L’obiettivo del Progetto Iceworm era niente meno che la realizzazione di una rete mobile di siti di lancio di missili nucleari rivolti verso la Russia, distribuiti su un’area tre volte più grande della Danimarca, tutti situati a quasi 9 metri al di sotto della superficie della calotta glaciale della Groenlandia. […] Il governo danese non avrebbe mai approvato ufficialmente un’installazione offensiva statunitense in Groenlandia e aveva vietato la presenza di armi nucleari nei suoi territori e nel suo spazio aereo. Il che, suppongo, è in parte il motivo per cui gli Stati Uniti avevano pianificato di nasconderle tra i ghiacci.
E pensare che proprio i ghiacci, ai tempi dell’ultimo massimo glaciale, univano quel che la storia politica avrebbe poi separato per sempre: attraverso un ponte ghiacciato tra la Siberia e l’Alaska, piccole popolazioni di esseri umani sono arrivate nelle Americhe per la prima volta proprio dalla Russia orientale.
---------------
• Requisiti del compito:
Secondo il brano, a quale profondità sotto la superficie della calotta glaciale della Groenlandia dovevano trovarsi i siti di lancio del Progetto Iceworm?
---------------
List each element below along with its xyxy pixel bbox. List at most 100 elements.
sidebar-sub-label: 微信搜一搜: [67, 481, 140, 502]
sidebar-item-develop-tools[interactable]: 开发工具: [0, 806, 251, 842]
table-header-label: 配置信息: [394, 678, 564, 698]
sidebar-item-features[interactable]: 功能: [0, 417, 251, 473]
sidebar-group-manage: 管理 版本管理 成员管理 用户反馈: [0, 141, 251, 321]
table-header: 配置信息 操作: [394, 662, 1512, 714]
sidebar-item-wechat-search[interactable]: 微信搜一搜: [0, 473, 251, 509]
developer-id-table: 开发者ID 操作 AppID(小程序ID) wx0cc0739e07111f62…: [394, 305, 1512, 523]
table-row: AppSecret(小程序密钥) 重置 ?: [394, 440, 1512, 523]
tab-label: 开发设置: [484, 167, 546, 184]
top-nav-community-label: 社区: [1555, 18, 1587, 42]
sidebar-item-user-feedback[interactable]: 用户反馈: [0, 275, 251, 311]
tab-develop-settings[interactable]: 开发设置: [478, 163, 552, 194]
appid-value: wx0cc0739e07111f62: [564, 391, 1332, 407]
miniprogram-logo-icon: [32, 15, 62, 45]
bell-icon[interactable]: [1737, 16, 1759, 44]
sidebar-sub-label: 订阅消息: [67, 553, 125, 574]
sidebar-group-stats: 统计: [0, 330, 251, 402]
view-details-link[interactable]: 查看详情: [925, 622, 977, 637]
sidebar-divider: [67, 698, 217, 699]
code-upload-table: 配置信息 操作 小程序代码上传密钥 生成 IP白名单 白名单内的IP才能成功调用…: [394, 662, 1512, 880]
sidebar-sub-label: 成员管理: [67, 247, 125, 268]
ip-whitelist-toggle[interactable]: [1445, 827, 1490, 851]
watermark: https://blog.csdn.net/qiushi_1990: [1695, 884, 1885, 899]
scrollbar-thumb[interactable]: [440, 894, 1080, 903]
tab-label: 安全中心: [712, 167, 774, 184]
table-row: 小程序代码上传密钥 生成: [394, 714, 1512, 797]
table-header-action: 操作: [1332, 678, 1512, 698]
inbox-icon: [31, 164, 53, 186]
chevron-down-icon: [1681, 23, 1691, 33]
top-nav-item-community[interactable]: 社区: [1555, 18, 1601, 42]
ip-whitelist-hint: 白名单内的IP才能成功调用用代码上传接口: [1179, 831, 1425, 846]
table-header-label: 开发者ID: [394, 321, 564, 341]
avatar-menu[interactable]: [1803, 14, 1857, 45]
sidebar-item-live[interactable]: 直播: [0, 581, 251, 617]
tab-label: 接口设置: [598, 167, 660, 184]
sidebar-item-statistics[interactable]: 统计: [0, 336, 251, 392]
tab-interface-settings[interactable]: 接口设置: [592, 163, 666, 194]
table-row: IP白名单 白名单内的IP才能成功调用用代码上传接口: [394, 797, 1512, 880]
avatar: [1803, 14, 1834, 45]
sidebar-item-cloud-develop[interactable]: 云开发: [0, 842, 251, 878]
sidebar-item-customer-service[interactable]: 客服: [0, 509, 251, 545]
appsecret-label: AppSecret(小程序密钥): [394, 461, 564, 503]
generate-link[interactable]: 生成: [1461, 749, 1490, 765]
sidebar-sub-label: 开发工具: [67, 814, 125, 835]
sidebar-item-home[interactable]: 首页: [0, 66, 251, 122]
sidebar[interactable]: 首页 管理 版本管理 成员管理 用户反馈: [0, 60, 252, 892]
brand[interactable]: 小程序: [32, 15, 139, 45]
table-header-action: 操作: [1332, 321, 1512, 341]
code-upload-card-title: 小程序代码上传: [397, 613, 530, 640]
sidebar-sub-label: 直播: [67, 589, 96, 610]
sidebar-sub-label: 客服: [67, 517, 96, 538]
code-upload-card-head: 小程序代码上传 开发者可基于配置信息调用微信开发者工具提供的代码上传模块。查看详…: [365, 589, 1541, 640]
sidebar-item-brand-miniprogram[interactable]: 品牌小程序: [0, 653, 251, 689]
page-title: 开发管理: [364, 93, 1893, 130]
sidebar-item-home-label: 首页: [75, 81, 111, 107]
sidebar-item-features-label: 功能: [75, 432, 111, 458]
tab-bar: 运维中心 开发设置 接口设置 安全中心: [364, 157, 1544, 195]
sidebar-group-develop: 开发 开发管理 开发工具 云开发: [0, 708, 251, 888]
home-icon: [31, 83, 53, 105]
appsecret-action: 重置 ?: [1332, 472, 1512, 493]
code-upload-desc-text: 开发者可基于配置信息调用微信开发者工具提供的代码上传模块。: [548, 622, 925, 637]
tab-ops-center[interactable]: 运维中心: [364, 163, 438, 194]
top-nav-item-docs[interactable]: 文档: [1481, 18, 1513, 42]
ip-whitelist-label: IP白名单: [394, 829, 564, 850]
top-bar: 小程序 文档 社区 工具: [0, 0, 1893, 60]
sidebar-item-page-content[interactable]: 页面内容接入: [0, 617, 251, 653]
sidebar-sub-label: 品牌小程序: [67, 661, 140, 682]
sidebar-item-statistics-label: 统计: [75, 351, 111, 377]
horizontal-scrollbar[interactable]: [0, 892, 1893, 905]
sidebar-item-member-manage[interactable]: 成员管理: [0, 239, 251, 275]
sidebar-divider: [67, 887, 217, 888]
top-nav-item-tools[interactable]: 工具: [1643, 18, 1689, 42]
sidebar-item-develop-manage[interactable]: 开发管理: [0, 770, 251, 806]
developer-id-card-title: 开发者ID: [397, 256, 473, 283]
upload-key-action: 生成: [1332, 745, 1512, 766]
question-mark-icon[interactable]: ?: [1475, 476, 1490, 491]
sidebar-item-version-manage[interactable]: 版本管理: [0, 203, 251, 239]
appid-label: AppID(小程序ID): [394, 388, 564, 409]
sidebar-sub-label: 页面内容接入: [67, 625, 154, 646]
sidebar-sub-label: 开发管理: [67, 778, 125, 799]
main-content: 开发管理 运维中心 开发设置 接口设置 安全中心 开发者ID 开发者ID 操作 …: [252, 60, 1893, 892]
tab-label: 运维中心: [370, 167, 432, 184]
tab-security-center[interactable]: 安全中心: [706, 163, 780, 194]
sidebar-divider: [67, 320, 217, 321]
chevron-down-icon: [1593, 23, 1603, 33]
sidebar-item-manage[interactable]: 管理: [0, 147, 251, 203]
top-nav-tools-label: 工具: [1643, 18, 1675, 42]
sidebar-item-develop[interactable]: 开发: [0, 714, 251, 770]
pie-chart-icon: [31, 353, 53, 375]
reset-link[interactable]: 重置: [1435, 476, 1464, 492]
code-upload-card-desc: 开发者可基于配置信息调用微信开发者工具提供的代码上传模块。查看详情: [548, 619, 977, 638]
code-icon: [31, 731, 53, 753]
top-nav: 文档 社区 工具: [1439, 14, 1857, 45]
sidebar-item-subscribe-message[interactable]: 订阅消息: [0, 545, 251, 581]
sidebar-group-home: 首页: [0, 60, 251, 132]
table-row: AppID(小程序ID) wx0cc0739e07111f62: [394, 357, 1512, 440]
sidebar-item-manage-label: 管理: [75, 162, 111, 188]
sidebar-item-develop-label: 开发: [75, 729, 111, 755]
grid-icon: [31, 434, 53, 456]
---------------
• Esercizio svolto:
A quasi 9 metri sotto la superficie della calotta glaciale.